*DATASET RECORDS*:
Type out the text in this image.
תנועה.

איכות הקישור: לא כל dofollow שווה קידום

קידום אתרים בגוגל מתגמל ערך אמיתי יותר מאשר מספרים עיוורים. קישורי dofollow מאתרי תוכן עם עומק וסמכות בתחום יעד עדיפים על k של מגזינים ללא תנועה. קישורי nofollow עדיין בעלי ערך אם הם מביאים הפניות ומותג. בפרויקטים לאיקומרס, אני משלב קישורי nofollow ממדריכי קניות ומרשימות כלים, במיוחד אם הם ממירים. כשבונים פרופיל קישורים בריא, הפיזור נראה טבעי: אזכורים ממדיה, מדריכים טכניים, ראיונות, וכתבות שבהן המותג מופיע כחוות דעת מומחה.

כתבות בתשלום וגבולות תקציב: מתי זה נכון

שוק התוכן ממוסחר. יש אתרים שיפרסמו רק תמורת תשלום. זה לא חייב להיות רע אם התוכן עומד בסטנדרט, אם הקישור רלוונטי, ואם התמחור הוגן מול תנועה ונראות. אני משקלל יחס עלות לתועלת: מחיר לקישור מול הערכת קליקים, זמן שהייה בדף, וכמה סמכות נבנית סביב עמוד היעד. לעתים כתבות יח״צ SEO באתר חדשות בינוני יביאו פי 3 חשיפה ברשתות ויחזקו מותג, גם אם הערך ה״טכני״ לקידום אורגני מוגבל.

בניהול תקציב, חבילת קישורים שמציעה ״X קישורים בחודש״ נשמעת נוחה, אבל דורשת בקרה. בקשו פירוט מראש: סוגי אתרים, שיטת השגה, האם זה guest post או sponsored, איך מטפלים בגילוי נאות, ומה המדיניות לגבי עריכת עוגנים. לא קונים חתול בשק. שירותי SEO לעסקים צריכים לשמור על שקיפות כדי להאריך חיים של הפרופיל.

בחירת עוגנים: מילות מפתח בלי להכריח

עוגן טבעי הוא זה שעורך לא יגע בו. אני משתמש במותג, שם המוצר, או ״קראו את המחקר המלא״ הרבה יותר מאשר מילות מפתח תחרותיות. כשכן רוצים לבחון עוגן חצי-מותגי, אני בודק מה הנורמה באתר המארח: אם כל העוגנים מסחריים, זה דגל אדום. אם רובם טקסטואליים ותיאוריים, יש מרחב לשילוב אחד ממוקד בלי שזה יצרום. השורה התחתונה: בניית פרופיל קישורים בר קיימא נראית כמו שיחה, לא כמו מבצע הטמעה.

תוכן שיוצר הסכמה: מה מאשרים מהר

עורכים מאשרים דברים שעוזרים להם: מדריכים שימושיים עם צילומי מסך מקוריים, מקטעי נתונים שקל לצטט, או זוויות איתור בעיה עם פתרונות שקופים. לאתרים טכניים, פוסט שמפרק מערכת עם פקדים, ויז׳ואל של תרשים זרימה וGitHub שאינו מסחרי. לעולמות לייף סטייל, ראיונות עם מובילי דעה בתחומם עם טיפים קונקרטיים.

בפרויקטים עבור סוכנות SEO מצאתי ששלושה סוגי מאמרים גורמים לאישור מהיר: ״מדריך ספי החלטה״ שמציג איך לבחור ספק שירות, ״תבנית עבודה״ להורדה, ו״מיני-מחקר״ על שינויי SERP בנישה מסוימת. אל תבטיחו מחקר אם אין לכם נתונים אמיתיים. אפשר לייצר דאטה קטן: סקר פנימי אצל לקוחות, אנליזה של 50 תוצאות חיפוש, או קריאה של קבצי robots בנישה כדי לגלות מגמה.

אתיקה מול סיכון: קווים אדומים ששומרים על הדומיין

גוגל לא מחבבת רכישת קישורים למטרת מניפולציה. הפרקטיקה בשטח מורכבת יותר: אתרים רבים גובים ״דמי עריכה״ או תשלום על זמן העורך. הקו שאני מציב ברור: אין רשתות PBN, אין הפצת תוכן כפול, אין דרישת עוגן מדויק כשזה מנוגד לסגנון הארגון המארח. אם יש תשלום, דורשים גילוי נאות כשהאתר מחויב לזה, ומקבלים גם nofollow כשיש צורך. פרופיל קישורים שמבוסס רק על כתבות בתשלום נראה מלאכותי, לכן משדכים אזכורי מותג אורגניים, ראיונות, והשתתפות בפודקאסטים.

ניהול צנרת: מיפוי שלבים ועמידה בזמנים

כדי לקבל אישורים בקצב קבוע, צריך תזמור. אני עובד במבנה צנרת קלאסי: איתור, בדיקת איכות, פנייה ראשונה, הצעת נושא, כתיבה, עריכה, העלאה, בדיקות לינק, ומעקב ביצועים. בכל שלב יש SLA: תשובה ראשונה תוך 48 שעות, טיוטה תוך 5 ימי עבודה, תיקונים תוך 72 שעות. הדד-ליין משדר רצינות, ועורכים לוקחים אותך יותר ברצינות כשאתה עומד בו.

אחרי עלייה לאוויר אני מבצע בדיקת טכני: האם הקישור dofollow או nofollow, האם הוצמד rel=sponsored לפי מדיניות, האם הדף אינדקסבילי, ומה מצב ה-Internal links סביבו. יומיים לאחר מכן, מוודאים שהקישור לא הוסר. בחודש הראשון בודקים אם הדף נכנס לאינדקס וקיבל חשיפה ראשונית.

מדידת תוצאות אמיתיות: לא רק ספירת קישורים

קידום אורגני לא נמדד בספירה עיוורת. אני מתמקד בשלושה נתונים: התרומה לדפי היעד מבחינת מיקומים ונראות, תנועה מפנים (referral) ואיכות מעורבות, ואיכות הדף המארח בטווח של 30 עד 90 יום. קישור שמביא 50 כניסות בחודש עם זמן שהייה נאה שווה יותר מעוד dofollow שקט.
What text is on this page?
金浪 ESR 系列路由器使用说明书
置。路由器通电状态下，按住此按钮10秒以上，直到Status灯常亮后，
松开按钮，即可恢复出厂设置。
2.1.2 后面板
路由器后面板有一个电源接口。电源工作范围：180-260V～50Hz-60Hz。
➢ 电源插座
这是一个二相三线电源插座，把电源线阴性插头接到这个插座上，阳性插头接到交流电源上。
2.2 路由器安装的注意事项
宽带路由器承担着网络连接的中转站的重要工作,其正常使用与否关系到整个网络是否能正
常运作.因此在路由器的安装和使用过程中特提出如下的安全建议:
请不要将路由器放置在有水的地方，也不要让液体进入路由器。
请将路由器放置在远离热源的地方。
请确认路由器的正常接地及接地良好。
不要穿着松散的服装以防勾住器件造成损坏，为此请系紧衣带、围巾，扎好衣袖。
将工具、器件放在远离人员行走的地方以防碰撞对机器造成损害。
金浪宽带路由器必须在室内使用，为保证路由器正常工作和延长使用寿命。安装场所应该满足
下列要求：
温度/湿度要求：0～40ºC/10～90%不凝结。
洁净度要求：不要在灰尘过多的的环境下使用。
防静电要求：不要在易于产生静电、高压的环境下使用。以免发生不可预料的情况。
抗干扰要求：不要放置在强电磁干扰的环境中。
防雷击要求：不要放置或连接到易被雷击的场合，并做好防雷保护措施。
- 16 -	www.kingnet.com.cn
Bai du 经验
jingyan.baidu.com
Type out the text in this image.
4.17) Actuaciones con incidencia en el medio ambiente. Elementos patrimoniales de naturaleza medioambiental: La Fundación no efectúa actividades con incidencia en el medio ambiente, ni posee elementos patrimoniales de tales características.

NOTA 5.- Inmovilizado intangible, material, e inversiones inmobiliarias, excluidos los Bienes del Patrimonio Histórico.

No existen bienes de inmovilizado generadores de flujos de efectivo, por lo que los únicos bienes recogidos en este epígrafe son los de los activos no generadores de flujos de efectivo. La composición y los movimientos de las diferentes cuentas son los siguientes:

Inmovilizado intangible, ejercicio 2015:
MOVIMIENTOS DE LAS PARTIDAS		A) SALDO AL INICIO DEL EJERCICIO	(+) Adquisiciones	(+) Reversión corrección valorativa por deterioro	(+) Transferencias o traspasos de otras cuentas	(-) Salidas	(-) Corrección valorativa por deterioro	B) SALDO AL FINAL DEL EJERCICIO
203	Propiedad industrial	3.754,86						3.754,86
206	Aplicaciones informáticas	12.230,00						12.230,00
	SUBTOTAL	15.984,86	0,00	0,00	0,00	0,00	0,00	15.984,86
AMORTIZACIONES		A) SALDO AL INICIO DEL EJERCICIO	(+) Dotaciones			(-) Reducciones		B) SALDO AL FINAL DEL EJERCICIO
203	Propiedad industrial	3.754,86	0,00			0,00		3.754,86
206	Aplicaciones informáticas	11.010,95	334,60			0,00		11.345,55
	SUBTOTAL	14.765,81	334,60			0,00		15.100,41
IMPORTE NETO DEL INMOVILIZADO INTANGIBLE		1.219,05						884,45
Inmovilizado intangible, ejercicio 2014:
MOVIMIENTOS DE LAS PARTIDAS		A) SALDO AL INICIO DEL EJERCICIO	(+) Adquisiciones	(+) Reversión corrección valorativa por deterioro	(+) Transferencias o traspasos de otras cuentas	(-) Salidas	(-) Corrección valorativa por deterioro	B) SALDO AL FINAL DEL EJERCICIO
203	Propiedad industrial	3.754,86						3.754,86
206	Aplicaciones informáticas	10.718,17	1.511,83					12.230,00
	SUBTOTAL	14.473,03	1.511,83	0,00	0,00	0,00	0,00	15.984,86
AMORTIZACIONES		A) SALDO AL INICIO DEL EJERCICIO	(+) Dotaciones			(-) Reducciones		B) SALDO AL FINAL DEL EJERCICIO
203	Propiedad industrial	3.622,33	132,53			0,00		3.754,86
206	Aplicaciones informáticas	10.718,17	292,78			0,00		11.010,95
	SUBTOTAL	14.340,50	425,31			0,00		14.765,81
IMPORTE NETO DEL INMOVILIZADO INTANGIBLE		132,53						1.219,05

*GIVEN EXERCISE*:
Check each line above for the word "industrial" and give the number of lines that have it, nothing else.

*FINAL ANSWER*:
4